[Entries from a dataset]

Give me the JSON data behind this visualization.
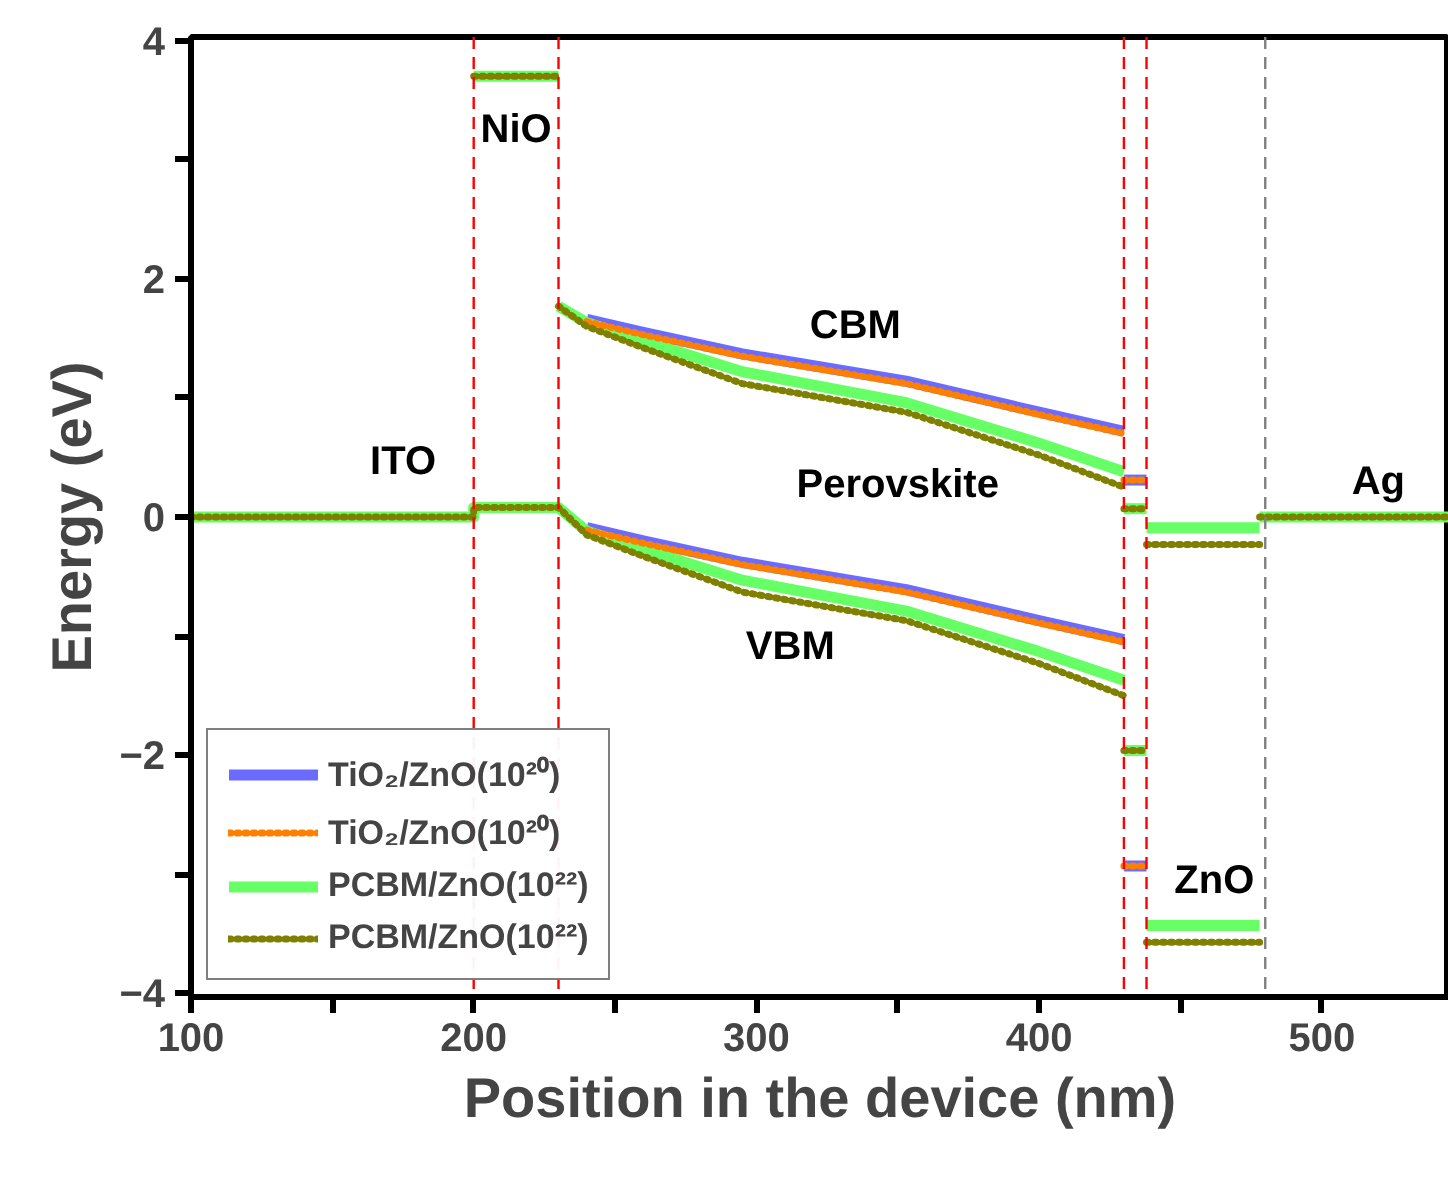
{
  "chart_data": {
    "type": "line",
    "xlabel": "Position in the device (nm)",
    "ylabel": "Energy (eV)",
    "series": [
      {
        "name": "TiO₂/ZnO(10²⁰)",
        "color": "#6b6bff",
        "line_style": "solid",
        "x": [
          240,
          260,
          295,
          353,
          400,
          430
        ],
        "values": [
          -0.09,
          -0.2,
          -0.38,
          -0.61,
          -0.87,
          -1.03
        ]
      },
      {
        "color": "#6b6bff",
        "line_style": "solid",
        "x": [
          240,
          260,
          295,
          353,
          400,
          430
        ],
        "values": [
          1.66,
          1.55,
          1.37,
          1.14,
          0.88,
          0.72
        ]
      },
      {
        "color": "#6b6bff",
        "line_style": "solid",
        "x": [
          430,
          438
        ],
        "values": [
          0.31,
          0.31
        ]
      },
      {
        "color": "#6b6bff",
        "line_style": "solid",
        "x": [
          430,
          438
        ],
        "values": [
          -2.93,
          -2.93
        ]
      },
      {
        "name": "TiO₂/ZnO(10²⁰)",
        "color": "#ff8000",
        "line_style": "dotted",
        "x": [
          240,
          260,
          295,
          353,
          400,
          430
        ],
        "values": [
          -0.11,
          -0.22,
          -0.4,
          -0.63,
          -0.89,
          -1.05
        ]
      },
      {
        "color": "#ff8000",
        "line_style": "dotted",
        "x": [
          240,
          260,
          295,
          353,
          400,
          430
        ],
        "values": [
          1.64,
          1.53,
          1.35,
          1.12,
          0.86,
          0.7
        ]
      },
      {
        "color": "#ff8000",
        "line_style": "dotted",
        "x": [
          430,
          438
        ],
        "values": [
          0.31,
          0.31
        ]
      },
      {
        "color": "#ff8000",
        "line_style": "dotted",
        "x": [
          430,
          438
        ],
        "values": [
          -2.93,
          -2.93
        ]
      },
      {
        "name": "PCBM/ZnO(10²²)",
        "color": "#66ff66",
        "line_style": "solid",
        "x": [
          100,
          200,
          200,
          230,
          240,
          260,
          295,
          353,
          400,
          430
        ],
        "values": [
          0,
          0,
          0.08,
          0.08,
          -0.12,
          -0.27,
          -0.53,
          -0.79,
          -1.13,
          -1.37
        ]
      },
      {
        "color": "#66ff66",
        "line_style": "solid",
        "x": [
          200,
          230
        ],
        "values": [
          3.7,
          3.7
        ]
      },
      {
        "color": "#66ff66",
        "line_style": "solid",
        "x": [
          230,
          240,
          260,
          295,
          353,
          400,
          430
        ],
        "values": [
          1.77,
          1.63,
          1.48,
          1.22,
          0.96,
          0.62,
          0.38
        ]
      },
      {
        "color": "#66ff66",
        "line_style": "solid",
        "x": [
          430,
          438
        ],
        "values": [
          0.07,
          0.07
        ]
      },
      {
        "color": "#66ff66",
        "line_style": "solid",
        "x": [
          430,
          438
        ],
        "values": [
          -1.96,
          -1.96
        ]
      },
      {
        "color": "#66ff66",
        "line_style": "solid",
        "x": [
          438,
          478
        ],
        "values": [
          -0.09,
          -0.09
        ]
      },
      {
        "color": "#66ff66",
        "line_style": "solid",
        "x": [
          438,
          478
        ],
        "values": [
          -3.43,
          -3.43
        ]
      },
      {
        "color": "#66ff66",
        "line_style": "solid",
        "x": [
          478,
          545
        ],
        "values": [
          0,
          0
        ]
      },
      {
        "name": "PCBM/ZnO(10²²)",
        "color": "#808000",
        "line_style": "dotted",
        "x": [
          100,
          200,
          200,
          230,
          240,
          260,
          295,
          353,
          400,
          430
        ],
        "values": [
          0,
          0,
          0.08,
          0.08,
          -0.15,
          -0.33,
          -0.63,
          -0.87,
          -1.23,
          -1.5
        ]
      },
      {
        "color": "#808000",
        "line_style": "dotted",
        "x": [
          200,
          230
        ],
        "values": [
          3.7,
          3.7
        ]
      },
      {
        "color": "#808000",
        "line_style": "dotted",
        "x": [
          230,
          240,
          260,
          295,
          353,
          400,
          430
        ],
        "values": [
          1.77,
          1.6,
          1.42,
          1.12,
          0.88,
          0.52,
          0.25
        ]
      },
      {
        "color": "#808000",
        "line_style": "dotted",
        "x": [
          430,
          438
        ],
        "values": [
          0.07,
          0.07
        ]
      },
      {
        "color": "#808000",
        "line_style": "dotted",
        "x": [
          430,
          438
        ],
        "values": [
          -1.96,
          -1.96
        ]
      },
      {
        "color": "#808000",
        "line_style": "dotted",
        "x": [
          438,
          478
        ],
        "values": [
          -0.23,
          -0.23
        ]
      },
      {
        "color": "#808000",
        "line_style": "dotted",
        "x": [
          438,
          478
        ],
        "values": [
          -3.57,
          -3.57
        ]
      },
      {
        "color": "#808000",
        "line_style": "dotted",
        "x": [
          478,
          545
        ],
        "values": [
          0,
          0
        ]
      }
    ],
    "xlim": [
      100,
      545
    ],
    "xticks": [
      100,
      {
        "value": 150,
        "label": null
      },
      200,
      {
        "value": 250,
        "label": null
      },
      300,
      {
        "value": 350,
        "label": null
      },
      400,
      {
        "value": 450,
        "label": null
      },
      500
    ],
    "ylim": [
      -4.03,
      4.03
    ],
    "yticks": [
      -4,
      {
        "value": -3,
        "label": null
      },
      -2,
      {
        "value": -1,
        "label": null
      },
      0,
      {
        "value": 1,
        "label": null
      },
      2,
      {
        "value": 3,
        "label": null
      },
      4
    ],
    "ref_lines": [
      {
        "axis": "x",
        "value": 200,
        "label": null,
        "color": "#ff0000",
        "line_style": "dashed"
      },
      {
        "axis": "x",
        "value": 230,
        "label": null,
        "color": "#ff0000",
        "line_style": "dashed"
      },
      {
        "axis": "x",
        "value": 430,
        "label": null,
        "color": "#ff0000",
        "line_style": "dashed"
      },
      {
        "axis": "x",
        "value": 438,
        "label": null,
        "color": "#ff0000",
        "line_style": "dashed"
      },
      {
        "axis": "x",
        "value": 480,
        "label": null,
        "color": "#808080",
        "line_style": "dashed"
      }
    ],
    "annotations": [
      "ITO",
      "NiO",
      "CBM",
      "Perovskite",
      "VBM",
      "ZnO",
      "Ag"
    ],
    "grid": false,
    "legend": "bottom left"
  }
}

**SHORT TASK:**
Exclude the images and reproduce the remaining data exactly.

**SOLUTION FOR THIS EXERCISE:**
Give me the JSON data behind this visualization.
{
  "chart_data": {
    "type": "line",
    "xlabel": "Position in the device (nm)",
    "ylabel": "Energy (eV)",
    "series": [
      {
        "name": "TiO₂/ZnO(10²⁰)",
        "color": "#6b6bff",
        "line_style": "solid",
        "x": [
          240,
          260,
          295,
          353,
          400,
          430
        ],
        "values": [
          -0.09,
          -0.2,
          -0.38,
          -0.61,
          -0.87,
          -1.03
        ]
      },
      {
        "color": "#6b6bff",
        "line_style": "solid",
        "x": [
          240,
          260,
          295,
          353,
          400,
          430
        ],
        "values": [
          1.66,
          1.55,
          1.37,
          1.14,
          0.88,
          0.72
        ]
      },
      {
        "color": "#6b6bff",
        "line_style": "solid",
        "x": [
          430,
          438
        ],
        "values": [
          0.31,
          0.31
        ]
      },
      {
        "color": "#6b6bff",
        "line_style": "solid",
        "x": [
          430,
          438
        ],
        "values": [
          -2.93,
          -2.93
        ]
      },
      {
        "name": "TiO₂/ZnO(10²⁰)",
        "color": "#ff8000",
        "line_style": "dotted",
        "x": [
          240,
          260,
          295,
          353,
          400,
          430
        ],
        "values": [
          -0.11,
          -0.22,
          -0.4,
          -0.63,
          -0.89,
          -1.05
        ]
      },
      {
        "color": "#ff8000",
        "line_style": "dotted",
        "x": [
          240,
          260,
          295,
          353,
          400,
          430
        ],
        "values": [
          1.64,
          1.53,
          1.35,
          1.12,
          0.86,
          0.7
        ]
      },
      {
        "color": "#ff8000",
        "line_style": "dotted",
        "x": [
          430,
          438
        ],
        "values": [
          0.31,
          0.31
        ]
      },
      {
        "color": "#ff8000",
        "line_style": "dotted",
        "x": [
          430,
          438
        ],
        "values": [
          -2.93,
          -2.93
        ]
      },
      {
        "name": "PCBM/ZnO(10²²)",
        "color": "#66ff66",
        "line_style": "solid",
        "x": [
          100,
          200,
          200,
          230,
          240,
          260,
          295,
          353,
          400,
          430
        ],
        "values": [
          0,
          0,
          0.08,
          0.08,
          -0.12,
          -0.27,
          -0.53,
          -0.79,
          -1.13,
          -1.37
        ]
      },
      {
        "color": "#66ff66",
        "line_style": "solid",
        "x": [
          200,
          230
        ],
        "values": [
          3.7,
          3.7
        ]
      },
      {
        "color": "#66ff66",
        "line_style": "solid",
        "x": [
          230,
          240,
          260,
          295,
          353,
          400,
          430
        ],
        "values": [
          1.77,
          1.63,
          1.48,
          1.22,
          0.96,
          0.62,
          0.38
        ]
      },
      {
        "color": "#66ff66",
        "line_style": "solid",
        "x": [
          430,
          438
        ],
        "values": [
          0.07,
          0.07
        ]
      },
      {
        "color": "#66ff66",
        "line_style": "solid",
        "x": [
          430,
          438
        ],
        "values": [
          -1.96,
          -1.96
        ]
      },
      {
        "color": "#66ff66",
        "line_style": "solid",
        "x": [
          438,
          478
        ],
        "values": [
          -0.09,
          -0.09
        ]
      },
      {
        "color": "#66ff66",
        "line_style": "solid",
        "x": [
          438,
          478
        ],
        "values": [
          -3.43,
          -3.43
        ]
      },
      {
        "color": "#66ff66",
        "line_style": "solid",
        "x": [
          478,
          545
        ],
        "values": [
          0,
          0
        ]
      },
      {
        "name": "PCBM/ZnO(10²²)",
        "color": "#808000",
        "line_style": "dotted",
        "x": [
          100,
          200,
          200,
          230,
          240,
          260,
          295,
          353,
          400,
          430
        ],
        "values": [
          0,
          0,
          0.08,
          0.08,
          -0.15,
          -0.33,
          -0.63,
          -0.87,
          -1.23,
          -1.5
        ]
      },
      {
        "color": "#808000",
        "line_style": "dotted",
        "x": [
          200,
          230
        ],
        "values": [
          3.7,
          3.7
        ]
      },
      {
        "color": "#808000",
        "line_style": "dotted",
        "x": [
          230,
          240,
          260,
          295,
          353,
          400,
          430
        ],
        "values": [
          1.77,
          1.6,
          1.42,
          1.12,
          0.88,
          0.52,
          0.25
        ]
      },
      {
        "color": "#808000",
        "line_style": "dotted",
        "x": [
          430,
          438
        ],
        "values": [
          0.07,
          0.07
        ]
      },
      {
        "color": "#808000",
        "line_style": "dotted",
        "x": [
          430,
          438
        ],
        "values": [
          -1.96,
          -1.96
        ]
      },
      {
        "color": "#808000",
        "line_style": "dotted",
        "x": [
          438,
          478
        ],
        "values": [
          -0.23,
          -0.23
        ]
      },
      {
        "color": "#808000",
        "line_style": "dotted",
        "x": [
          438,
          478
        ],
        "values": [
          -3.57,
          -3.57
        ]
      },
      {
        "color": "#808000",
        "line_style": "dotted",
        "x": [
          478,
          545
        ],
        "values": [
          0,
          0
        ]
      }
    ],
    "xlim": [
      100,
      545
    ],
    "xticks": [
      100,
      {
        "value": 150,
        "label": null
      },
      200,
      {
        "value": 250,
        "label": null
      },
      300,
      {
        "value": 350,
        "label": null
      },
      400,
      {
        "value": 450,
        "label": null
      },
      500
    ],
    "ylim": [
      -4.03,
      4.03
    ],
    "yticks": [
      -4,
      {
        "value": -3,
        "label": null
      },
      -2,
      {
        "value": -1,
        "label": null
      },
      0,
      {
        "value": 1,
        "label": null
      },
      2,
      {
        "value": 3,
        "label": null
      },
      4
    ],
    "ref_lines": [
      {
        "axis": "x",
        "value": 200,
        "label": null,
        "color": "#ff0000",
        "line_style": "dashed"
      },
      {
        "axis": "x",
        "value": 230,
        "label": null,
        "color": "#ff0000",
        "line_style": "dashed"
      },
      {
        "axis": "x",
        "value": 430,
        "label": null,
        "color": "#ff0000",
        "line_style": "dashed"
      },
      {
        "axis": "x",
        "value": 438,
        "label": null,
        "color": "#ff0000",
        "line_style": "dashed"
      },
      {
        "axis": "x",
        "value": 480,
        "label": null,
        "color": "#808080",
        "line_style": "dashed"
      }
    ],
    "annotations": [
      "ITO",
      "NiO",
      "CBM",
      "Perovskite",
      "VBM",
      "ZnO",
      "Ag"
    ],
    "grid": false,
    "legend": "bottom left"
  }
}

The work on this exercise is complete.